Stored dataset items
+===+

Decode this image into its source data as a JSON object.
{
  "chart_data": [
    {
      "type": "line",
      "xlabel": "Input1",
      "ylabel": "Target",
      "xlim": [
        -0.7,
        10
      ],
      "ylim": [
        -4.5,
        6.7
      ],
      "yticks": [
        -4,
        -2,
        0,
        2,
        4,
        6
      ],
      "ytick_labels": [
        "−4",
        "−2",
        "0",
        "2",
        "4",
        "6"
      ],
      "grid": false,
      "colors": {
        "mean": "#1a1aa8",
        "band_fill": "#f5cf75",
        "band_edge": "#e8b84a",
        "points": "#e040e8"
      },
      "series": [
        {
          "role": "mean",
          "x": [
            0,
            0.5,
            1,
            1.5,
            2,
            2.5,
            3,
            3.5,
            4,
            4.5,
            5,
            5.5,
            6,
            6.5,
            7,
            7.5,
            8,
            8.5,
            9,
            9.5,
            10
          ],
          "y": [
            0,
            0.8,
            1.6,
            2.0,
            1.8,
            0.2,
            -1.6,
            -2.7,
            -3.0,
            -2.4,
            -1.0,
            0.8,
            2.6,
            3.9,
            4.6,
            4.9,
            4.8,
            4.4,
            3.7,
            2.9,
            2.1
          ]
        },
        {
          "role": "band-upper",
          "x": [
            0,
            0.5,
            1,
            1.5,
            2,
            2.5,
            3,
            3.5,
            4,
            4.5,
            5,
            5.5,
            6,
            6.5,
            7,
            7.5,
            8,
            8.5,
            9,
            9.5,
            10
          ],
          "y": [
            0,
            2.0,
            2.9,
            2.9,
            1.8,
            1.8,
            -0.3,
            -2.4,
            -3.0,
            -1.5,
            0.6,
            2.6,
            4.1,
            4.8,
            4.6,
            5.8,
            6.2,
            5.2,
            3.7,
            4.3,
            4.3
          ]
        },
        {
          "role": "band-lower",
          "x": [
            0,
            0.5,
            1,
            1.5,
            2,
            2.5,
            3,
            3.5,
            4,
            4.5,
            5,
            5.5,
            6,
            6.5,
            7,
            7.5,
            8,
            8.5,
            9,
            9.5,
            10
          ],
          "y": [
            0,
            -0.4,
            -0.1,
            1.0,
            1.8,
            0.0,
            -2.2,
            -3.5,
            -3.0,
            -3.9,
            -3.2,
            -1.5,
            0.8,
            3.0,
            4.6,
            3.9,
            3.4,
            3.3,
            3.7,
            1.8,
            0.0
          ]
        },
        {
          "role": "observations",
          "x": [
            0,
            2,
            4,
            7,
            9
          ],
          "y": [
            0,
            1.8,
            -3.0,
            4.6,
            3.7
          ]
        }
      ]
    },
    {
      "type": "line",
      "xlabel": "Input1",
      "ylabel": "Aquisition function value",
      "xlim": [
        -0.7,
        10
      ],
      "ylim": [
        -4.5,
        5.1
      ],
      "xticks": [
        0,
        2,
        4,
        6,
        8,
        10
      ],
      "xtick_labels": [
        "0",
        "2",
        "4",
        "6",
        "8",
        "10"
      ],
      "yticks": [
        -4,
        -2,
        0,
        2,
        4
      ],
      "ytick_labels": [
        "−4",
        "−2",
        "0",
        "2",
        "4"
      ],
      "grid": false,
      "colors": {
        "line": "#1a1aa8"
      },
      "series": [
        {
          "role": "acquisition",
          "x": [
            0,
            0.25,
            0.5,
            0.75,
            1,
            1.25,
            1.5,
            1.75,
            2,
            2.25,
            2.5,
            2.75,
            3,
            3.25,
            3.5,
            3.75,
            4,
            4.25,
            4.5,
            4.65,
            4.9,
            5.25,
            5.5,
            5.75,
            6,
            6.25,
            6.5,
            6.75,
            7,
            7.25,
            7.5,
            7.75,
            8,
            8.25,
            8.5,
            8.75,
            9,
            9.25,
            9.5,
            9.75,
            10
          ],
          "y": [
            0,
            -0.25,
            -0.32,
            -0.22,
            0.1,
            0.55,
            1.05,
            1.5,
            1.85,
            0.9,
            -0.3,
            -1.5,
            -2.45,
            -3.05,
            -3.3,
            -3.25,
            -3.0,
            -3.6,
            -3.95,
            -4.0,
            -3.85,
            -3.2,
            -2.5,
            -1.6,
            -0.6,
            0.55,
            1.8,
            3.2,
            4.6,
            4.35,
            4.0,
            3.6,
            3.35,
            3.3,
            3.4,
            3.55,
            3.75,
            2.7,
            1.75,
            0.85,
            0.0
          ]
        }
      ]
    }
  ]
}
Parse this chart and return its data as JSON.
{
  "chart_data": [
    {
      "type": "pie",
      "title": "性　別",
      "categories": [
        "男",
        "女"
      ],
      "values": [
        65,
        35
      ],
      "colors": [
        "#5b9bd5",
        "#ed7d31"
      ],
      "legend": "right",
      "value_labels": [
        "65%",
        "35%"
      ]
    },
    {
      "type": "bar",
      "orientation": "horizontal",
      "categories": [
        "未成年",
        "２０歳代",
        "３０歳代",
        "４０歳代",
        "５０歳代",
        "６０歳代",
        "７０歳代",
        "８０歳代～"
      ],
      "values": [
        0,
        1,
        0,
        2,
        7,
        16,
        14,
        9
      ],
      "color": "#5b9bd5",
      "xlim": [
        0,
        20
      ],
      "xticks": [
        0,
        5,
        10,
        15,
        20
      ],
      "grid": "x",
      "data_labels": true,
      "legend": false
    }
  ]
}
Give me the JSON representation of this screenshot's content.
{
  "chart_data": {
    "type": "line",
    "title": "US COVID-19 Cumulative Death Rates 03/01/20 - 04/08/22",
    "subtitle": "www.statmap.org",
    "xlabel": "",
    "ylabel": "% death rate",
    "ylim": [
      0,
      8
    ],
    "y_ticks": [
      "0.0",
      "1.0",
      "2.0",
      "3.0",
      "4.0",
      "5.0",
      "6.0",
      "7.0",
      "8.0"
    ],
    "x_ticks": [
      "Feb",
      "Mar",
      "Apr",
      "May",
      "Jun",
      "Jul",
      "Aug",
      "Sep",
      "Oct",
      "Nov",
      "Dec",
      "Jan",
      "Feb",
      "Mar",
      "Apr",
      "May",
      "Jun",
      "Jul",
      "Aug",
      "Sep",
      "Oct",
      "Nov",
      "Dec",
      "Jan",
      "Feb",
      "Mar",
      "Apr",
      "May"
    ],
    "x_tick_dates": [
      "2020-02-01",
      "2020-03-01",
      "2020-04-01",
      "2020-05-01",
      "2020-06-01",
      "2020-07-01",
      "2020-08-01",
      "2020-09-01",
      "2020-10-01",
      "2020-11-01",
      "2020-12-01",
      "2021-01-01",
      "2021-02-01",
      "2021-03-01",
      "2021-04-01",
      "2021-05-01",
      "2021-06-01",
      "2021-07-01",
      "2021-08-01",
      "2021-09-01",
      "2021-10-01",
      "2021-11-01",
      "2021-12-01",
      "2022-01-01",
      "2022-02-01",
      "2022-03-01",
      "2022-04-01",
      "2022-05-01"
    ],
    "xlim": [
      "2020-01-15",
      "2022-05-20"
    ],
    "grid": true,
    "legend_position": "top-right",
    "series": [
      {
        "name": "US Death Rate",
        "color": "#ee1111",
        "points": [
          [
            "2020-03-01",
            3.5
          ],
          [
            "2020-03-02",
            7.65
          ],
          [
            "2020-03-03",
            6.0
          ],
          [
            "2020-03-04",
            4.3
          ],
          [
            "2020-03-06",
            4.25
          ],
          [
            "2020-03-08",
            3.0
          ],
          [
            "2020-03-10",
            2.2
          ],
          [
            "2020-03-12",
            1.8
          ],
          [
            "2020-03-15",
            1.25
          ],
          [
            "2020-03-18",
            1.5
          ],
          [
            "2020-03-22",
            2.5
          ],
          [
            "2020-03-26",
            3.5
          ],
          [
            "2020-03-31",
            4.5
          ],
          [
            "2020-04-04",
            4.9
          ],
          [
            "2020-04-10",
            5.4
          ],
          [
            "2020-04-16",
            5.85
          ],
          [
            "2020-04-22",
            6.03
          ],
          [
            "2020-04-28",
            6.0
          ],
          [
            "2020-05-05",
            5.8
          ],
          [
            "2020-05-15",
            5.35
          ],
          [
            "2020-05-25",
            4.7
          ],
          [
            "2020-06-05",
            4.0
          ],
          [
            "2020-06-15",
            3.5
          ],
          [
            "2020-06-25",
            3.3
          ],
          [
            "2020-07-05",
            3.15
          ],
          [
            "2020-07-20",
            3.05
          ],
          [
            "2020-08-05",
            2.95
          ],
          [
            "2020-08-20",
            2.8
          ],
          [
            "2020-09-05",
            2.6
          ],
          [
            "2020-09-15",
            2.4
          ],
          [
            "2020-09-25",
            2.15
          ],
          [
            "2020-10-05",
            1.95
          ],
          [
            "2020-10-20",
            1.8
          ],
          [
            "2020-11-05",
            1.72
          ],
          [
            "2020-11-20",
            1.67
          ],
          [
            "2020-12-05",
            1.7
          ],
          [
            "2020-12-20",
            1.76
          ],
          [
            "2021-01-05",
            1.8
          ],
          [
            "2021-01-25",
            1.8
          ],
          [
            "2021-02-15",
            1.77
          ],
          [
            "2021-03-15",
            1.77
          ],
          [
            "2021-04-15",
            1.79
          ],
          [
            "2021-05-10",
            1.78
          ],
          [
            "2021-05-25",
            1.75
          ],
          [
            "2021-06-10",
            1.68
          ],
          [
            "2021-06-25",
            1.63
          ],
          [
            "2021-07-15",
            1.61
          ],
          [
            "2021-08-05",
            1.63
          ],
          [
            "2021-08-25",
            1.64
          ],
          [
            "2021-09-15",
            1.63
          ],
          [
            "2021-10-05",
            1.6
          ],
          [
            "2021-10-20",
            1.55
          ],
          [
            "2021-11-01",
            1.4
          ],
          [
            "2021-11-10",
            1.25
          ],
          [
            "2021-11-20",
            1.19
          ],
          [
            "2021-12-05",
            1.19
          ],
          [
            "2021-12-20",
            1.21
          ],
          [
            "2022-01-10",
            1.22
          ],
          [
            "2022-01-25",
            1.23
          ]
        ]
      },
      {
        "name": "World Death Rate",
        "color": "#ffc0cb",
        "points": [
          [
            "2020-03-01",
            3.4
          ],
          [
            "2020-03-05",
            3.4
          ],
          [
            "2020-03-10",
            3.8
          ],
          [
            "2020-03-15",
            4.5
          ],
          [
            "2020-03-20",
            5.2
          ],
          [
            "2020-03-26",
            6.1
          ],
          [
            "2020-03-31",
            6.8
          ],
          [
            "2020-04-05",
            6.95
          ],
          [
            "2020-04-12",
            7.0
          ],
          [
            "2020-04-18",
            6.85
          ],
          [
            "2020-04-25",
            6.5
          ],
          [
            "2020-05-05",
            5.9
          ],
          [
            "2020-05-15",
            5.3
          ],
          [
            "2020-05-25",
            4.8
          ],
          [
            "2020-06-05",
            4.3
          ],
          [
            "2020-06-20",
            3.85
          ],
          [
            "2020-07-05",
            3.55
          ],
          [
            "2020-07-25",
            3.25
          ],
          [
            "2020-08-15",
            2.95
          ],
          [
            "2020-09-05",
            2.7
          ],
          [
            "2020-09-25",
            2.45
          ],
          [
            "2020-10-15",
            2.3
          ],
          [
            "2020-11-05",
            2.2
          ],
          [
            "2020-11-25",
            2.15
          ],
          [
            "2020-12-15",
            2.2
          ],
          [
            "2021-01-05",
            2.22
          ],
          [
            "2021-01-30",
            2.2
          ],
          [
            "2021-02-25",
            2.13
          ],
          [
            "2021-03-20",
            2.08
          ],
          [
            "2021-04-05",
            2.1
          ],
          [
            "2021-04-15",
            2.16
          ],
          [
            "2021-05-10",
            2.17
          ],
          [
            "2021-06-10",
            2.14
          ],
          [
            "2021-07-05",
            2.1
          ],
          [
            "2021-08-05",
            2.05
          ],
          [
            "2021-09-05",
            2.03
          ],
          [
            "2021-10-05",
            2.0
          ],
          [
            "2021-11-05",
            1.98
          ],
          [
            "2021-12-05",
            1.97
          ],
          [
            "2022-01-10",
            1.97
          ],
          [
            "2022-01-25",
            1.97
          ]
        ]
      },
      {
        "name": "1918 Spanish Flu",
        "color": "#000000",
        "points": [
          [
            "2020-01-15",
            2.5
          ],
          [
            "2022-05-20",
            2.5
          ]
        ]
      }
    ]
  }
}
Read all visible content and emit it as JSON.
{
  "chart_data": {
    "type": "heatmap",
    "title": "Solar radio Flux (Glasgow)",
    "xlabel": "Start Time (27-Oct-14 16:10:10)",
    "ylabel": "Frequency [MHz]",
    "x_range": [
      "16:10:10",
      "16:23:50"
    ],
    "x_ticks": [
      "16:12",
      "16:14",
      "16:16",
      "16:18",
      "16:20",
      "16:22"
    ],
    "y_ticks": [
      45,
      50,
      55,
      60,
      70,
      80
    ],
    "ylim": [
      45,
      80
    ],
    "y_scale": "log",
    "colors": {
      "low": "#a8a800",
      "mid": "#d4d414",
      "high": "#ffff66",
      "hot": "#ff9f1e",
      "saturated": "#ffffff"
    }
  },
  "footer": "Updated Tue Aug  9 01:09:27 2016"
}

+===+

→ TO DO
Pull every line containing the word "xlabel" out of the material and copy it.

→ REPLY TO THE EXERCISE
      "xlabel": "Input1",
      "xlabel": "Input1",
    "xlabel": "",
    "xlabel": "Start Time (27-Oct-14 16:10:10)",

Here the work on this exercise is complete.